▶ **PROMPT**
Return the number of lines in which the word "paths" appears; add nothing else.

▶ **DATASET CONTENT**
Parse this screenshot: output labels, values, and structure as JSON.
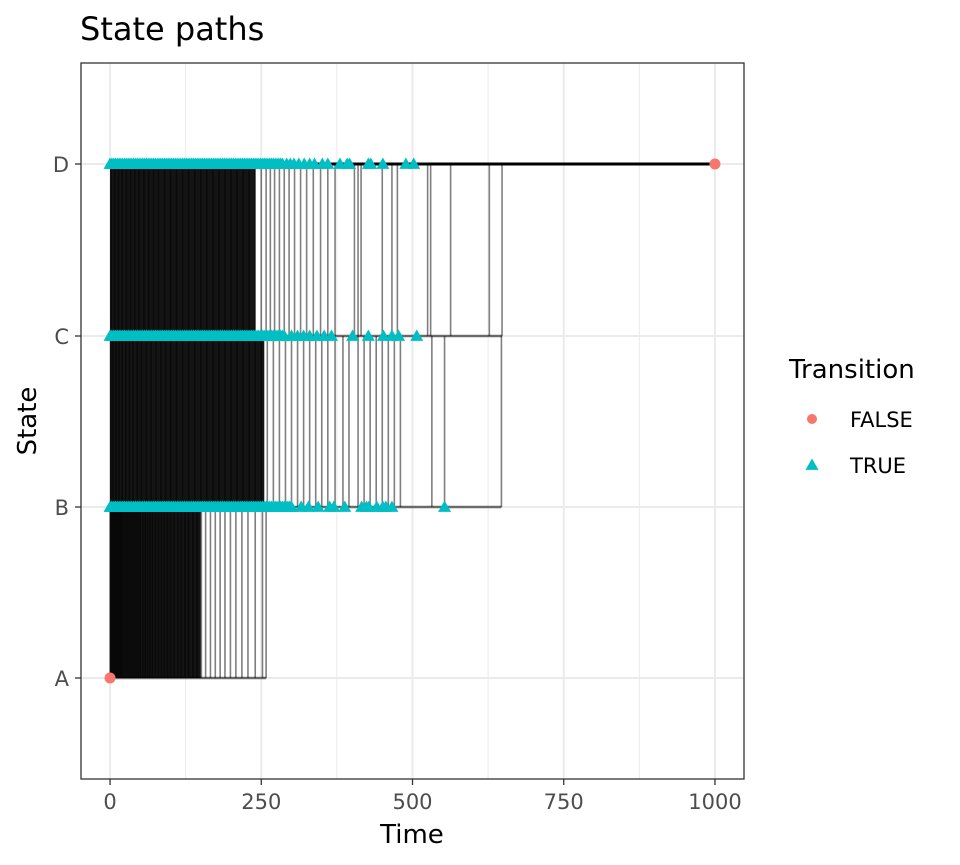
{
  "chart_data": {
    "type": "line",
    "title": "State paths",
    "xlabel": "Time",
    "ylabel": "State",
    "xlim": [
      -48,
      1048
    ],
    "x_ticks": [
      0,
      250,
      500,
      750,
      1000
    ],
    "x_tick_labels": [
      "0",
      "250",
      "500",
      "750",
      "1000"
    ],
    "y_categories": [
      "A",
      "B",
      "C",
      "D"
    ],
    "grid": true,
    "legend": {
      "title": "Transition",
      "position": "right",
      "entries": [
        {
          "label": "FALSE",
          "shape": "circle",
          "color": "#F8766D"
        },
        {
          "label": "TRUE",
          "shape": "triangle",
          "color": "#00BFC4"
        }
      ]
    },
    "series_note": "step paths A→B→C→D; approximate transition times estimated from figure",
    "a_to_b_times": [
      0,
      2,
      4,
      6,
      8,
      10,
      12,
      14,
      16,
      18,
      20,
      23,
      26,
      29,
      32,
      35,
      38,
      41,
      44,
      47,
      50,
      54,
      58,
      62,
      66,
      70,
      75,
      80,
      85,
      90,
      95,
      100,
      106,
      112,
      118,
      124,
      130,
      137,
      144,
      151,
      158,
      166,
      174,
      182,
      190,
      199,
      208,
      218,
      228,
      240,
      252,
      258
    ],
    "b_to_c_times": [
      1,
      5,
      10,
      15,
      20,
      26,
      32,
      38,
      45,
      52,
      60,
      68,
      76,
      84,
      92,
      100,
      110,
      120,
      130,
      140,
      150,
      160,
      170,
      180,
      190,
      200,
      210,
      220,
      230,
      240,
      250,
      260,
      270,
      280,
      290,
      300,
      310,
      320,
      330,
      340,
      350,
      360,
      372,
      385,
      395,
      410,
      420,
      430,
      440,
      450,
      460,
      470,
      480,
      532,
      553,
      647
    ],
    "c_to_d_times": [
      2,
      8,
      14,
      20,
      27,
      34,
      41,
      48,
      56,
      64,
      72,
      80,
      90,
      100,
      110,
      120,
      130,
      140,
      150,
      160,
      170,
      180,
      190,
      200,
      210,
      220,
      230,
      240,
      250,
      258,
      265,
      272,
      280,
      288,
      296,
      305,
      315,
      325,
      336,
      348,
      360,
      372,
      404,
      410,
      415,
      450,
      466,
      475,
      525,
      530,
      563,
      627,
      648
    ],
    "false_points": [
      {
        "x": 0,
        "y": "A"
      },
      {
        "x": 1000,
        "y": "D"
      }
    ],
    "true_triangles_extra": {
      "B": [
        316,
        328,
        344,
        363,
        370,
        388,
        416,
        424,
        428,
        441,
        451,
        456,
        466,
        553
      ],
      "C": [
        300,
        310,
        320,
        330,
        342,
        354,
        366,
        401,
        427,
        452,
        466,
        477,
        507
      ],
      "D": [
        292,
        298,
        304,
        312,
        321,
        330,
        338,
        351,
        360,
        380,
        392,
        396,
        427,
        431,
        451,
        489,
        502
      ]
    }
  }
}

▶ **WRITTEN RESPONSE**
2